[Ваше задание]
Перечислите все фамилии людей, которые встречаются в приведенном ниже тексте, включая его заголовок.

[Текст для чтения]
«Артиллеристы, Сталин дал приказ!» Мы умирали, чтобы победить - [56]

Шрифт
Интервал

Встревоженный и обозленный, я стиснул зубы и молча бежал по бывшему кукурузному полю. Что теперь без толку ругать его! Пока не отрешится от мысли любой ценой выжить — будет трусить. Мне ведь тоже страшновато бежать в неизвестность, но я и виду не подаю, раз надо. А этот — подвел всех на свете! И нас, и тех, кого сменяем! Это же его прямая обязанность: установить связь с пехотой, разведать немцев, оборудовать НП. Четыре месяца я был в его шкуре — да где, подо Ржевом! И чтобы не выполнить боевое задание — никогда! Умри, а сделай! А как иначе? А ведь он не мальчик, ему тоже двадцать два, он мой ровесник. И взгляд-то у него какой-то испуганный: вожмет голову в плечи и смотрит, как сурок. Так и норовит, куда бы спрятаться или в хвост пристроиться.

— Товарищ командир, остановитесь, мы же на немцев нарвемся, — опять жалобно скулит Завьялов.

— Сначала будут наши, а уж потом немцы, — невольно отвечаю, хотя и разговаривать-то с ним не хочется. Трус несчастный. Уже разведчики смеются над ним, а он никак не перевоспитается.

Обжигая ладонь скользящим в ней кабелем, нас догонял разведчик Мясников. Доложил, что батарея к стрельбе готова, а батальон, который мы поддерживаем огнем батареи, прибыл в Николаевку, скоро будет здесь.

Молодец Мясников. Он, правда, постарше нас лет на восемь, семья у него, дети, а никогда не боится. Иной раз пожалеешь его, не возьмешь на опасное дело, все же отец семейства, так он под любым предлогом все равно увяжется вместе со всеми.

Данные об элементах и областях
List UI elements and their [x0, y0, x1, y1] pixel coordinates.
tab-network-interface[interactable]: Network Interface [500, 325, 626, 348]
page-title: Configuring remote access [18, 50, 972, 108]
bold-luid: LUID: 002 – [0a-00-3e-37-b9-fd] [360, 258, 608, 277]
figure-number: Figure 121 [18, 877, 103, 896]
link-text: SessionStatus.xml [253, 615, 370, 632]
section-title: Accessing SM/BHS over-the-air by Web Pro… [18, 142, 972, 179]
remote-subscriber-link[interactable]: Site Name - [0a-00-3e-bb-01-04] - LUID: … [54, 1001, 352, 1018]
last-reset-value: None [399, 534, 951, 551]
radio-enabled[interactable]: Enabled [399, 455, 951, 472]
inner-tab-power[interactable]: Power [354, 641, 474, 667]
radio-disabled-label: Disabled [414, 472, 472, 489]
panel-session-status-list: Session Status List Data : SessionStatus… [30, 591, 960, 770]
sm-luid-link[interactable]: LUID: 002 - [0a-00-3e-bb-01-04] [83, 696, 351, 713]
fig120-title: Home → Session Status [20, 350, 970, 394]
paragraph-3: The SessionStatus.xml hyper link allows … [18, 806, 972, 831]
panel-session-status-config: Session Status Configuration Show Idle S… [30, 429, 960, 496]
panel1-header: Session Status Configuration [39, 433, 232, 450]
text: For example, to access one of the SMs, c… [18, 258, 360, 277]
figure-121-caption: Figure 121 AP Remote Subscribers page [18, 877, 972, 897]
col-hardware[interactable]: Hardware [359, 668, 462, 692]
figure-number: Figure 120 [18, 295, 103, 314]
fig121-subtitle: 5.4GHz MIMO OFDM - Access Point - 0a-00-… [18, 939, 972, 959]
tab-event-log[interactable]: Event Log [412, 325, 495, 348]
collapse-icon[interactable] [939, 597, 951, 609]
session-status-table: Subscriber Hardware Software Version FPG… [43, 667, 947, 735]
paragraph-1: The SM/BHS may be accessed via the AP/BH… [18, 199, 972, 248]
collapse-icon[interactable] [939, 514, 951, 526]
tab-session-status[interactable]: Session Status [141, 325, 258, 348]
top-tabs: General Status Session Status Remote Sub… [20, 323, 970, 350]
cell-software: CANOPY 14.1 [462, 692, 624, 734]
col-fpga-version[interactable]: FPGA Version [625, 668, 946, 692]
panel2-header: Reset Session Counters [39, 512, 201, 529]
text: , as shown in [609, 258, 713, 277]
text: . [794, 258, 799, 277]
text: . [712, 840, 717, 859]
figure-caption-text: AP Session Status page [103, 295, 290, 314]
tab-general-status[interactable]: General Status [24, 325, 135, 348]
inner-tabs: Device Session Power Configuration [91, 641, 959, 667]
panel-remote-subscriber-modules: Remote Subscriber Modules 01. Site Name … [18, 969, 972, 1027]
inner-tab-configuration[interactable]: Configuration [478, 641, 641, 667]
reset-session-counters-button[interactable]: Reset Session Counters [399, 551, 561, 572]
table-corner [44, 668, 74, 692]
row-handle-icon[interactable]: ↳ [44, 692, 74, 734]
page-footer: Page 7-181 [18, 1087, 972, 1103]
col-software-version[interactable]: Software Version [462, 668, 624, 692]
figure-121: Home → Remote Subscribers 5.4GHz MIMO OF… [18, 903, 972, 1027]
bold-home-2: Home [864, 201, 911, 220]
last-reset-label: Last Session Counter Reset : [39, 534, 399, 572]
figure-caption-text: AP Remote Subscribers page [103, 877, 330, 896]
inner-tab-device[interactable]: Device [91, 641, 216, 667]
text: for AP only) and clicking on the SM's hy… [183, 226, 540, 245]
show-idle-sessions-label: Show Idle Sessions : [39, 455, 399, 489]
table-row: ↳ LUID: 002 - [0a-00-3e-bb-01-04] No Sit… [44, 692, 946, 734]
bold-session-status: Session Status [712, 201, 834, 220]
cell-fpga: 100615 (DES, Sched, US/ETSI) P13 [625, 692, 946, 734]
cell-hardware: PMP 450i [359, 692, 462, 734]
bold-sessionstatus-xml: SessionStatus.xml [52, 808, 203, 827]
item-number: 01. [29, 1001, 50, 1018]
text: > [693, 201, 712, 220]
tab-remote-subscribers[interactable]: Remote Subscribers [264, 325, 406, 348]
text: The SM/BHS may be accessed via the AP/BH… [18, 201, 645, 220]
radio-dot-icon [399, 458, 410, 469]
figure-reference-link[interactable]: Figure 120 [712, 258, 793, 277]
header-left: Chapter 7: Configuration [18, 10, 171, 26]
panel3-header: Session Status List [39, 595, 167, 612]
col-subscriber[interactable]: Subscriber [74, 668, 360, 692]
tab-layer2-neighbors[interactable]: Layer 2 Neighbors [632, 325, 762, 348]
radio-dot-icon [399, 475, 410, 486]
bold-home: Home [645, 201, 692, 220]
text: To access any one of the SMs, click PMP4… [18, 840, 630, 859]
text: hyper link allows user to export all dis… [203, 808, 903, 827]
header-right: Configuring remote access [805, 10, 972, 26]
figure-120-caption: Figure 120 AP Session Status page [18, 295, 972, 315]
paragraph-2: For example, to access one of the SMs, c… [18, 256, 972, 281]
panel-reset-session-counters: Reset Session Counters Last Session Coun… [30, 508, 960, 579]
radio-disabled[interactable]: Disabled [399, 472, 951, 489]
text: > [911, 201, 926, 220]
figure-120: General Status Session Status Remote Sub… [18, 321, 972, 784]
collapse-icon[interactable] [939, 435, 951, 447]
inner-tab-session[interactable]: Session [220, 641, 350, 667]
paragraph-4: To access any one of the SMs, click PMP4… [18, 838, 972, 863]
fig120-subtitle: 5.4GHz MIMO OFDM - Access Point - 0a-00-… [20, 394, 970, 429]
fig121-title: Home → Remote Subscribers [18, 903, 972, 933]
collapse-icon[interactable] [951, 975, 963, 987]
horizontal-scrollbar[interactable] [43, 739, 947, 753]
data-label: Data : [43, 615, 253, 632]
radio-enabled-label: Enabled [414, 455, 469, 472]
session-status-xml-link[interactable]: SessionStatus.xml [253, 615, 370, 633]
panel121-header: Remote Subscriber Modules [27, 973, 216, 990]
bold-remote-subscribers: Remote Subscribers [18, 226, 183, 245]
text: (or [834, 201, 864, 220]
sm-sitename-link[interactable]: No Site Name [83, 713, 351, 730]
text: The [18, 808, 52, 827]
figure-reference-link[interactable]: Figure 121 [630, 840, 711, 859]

[Полный ответ]
Сталин, Завьялов, Мясников.